--- BEGIN Listing ---

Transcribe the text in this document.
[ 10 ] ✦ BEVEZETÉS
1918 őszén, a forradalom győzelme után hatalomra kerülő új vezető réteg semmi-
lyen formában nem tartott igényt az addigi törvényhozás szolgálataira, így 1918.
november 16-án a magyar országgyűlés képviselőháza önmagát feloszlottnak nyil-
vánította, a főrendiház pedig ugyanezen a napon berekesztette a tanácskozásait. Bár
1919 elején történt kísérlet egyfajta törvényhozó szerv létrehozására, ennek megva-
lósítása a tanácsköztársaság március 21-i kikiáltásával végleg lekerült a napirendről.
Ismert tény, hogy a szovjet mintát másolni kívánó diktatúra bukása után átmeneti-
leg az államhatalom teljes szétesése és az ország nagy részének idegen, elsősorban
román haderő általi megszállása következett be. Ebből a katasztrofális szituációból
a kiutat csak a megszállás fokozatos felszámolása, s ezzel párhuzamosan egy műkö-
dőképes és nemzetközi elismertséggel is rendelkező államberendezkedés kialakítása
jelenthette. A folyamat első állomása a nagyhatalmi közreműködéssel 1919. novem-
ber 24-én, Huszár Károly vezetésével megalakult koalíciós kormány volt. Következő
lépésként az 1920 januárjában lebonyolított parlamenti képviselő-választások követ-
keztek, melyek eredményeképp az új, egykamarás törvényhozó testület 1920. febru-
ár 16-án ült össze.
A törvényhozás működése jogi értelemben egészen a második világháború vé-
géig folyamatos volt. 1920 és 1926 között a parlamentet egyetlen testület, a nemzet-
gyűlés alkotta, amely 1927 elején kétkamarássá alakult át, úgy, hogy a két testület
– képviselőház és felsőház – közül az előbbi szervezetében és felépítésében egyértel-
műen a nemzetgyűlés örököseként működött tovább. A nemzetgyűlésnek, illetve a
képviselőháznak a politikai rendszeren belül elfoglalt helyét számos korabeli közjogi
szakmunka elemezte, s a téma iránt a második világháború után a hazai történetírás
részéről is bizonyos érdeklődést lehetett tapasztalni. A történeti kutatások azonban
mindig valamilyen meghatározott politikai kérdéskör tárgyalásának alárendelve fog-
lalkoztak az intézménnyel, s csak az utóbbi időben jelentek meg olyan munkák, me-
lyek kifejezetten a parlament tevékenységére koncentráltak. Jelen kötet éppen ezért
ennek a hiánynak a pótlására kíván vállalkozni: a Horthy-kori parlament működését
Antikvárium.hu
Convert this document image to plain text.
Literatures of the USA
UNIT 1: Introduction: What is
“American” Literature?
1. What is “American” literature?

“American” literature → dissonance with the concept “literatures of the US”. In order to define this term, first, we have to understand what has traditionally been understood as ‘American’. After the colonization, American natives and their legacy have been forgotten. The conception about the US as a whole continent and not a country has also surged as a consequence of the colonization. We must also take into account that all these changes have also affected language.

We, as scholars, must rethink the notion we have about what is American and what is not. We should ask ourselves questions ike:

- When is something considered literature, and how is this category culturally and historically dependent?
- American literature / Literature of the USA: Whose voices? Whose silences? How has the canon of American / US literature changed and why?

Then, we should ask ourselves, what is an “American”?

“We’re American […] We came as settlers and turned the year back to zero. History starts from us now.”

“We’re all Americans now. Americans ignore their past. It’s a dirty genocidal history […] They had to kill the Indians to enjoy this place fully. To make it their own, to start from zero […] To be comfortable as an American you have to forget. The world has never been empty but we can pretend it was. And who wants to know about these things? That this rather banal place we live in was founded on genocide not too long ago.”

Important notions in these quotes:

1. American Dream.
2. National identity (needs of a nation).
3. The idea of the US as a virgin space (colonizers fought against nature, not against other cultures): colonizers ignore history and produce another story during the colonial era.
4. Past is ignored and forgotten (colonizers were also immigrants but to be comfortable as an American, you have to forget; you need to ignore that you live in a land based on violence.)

--- END Listing ---

## What you will do
Your task is to repeat each line of the material exactly.

## Correct response
Transcribe the text in this document.
[ 10 ] ✦ BEVEZETÉS
1918 őszén, a forradalom győzelme után hatalomra kerülő új vezető réteg semmi-
lyen formában nem tartott igényt az addigi törvényhozás szolgálataira, így 1918.
november 16-án a magyar országgyűlés képviselőháza önmagát feloszlottnak nyil-
vánította, a főrendiház pedig ugyanezen a napon berekesztette a tanácskozásait. Bár
1919 elején történt kísérlet egyfajta törvényhozó szerv létrehozására, ennek megva-
lósítása a tanácsköztársaság március 21-i kikiáltásával végleg lekerült a napirendről.
Ismert tény, hogy a szovjet mintát másolni kívánó diktatúra bukása után átmeneti-
leg az államhatalom teljes szétesése és az ország nagy részének idegen, elsősorban
román haderő általi megszállása következett be. Ebből a katasztrofális szituációból
a kiutat csak a megszállás fokozatos felszámolása, s ezzel párhuzamosan egy műkö-
dőképes és nemzetközi elismertséggel is rendelkező államberendezkedés kialakítása
jelenthette. A folyamat első állomása a nagyhatalmi közreműködéssel 1919. novem-
ber 24-én, Huszár Károly vezetésével megalakult koalíciós kormány volt. Következő
lépésként az 1920 januárjában lebonyolított parlamenti képviselő-választások követ-
keztek, melyek eredményeképp az új, egykamarás törvényhozó testület 1920. febru-
ár 16-án ült össze.
A törvényhozás működése jogi értelemben egészen a második világháború vé-
géig folyamatos volt. 1920 és 1926 között a parlamentet egyetlen testület, a nemzet-
gyűlés alkotta, amely 1927 elején kétkamarássá alakult át, úgy, hogy a két testület
– képviselőház és felsőház – közül az előbbi szervezetében és felépítésében egyértel-
műen a nemzetgyűlés örököseként működött tovább. A nemzetgyűlésnek, illetve a
képviselőháznak a politikai rendszeren belül elfoglalt helyét számos korabeli közjogi
szakmunka elemezte, s a téma iránt a második világháború után a hazai történetírás
részéről is bizonyos érdeklődést lehetett tapasztalni. A történeti kutatások azonban
mindig valamilyen meghatározott politikai kérdéskör tárgyalásának alárendelve fog-
lalkoztak az intézménnyel, s csak az utóbbi időben jelentek meg olyan munkák, me-
lyek kifejezetten a parlament tevékenységére koncentráltak. Jelen kötet éppen ezért
ennek a hiánynak a pótlására kíván vállalkozni: a Horthy-kori parlament működését
Antikvárium.hu
Convert this document image to plain text.
Literatures of the USA
UNIT 1: Introduction: What is
“American” Literature?
1. What is “American” literature?

“American” literature → dissonance with the concept “literatures of the US”. In order to define this term, first, we have to understand what has traditionally been understood as ‘American’. After the colonization, American natives and their legacy have been forgotten. The conception about the US as a whole continent and not a country has also surged as a consequence of the colonization. We must also take into account that all these changes have also affected language.

We, as scholars, must rethink the notion we have about what is American and what is not. We should ask ourselves questions ike:

- When is something considered literature, and how is this category culturally and historically dependent?
- American literature / Literature of the USA: Whose voices? Whose silences? How has the canon of American / US literature changed and why?

Then, we should ask ourselves, what is an “American”?

“We’re American […] We came as settlers and turned the year back to zero. History starts from us now.”

“We’re all Americans now. Americans ignore their past. It’s a dirty genocidal history […] They had to kill the Indians to enjoy this place fully. To make it their own, to start from zero […] To be comfortable as an American you have to forget. The world has never been empty but we can pretend it was. And who wants to know about these things? That this rather banal place we live in was founded on genocide not too long ago.”

Important notions in these quotes:

1. American Dream.
2. National identity (needs of a nation).
3. The idea of the US as a virgin space (colonizers fought against nature, not against other cultures): colonizers ignore history and produce another story during the colonial era.
4. Past is ignored and forgotten (colonizers were also immigrants but to be comfortable as an American, you have to forget; you need to ignore that you live in a land based on violence.)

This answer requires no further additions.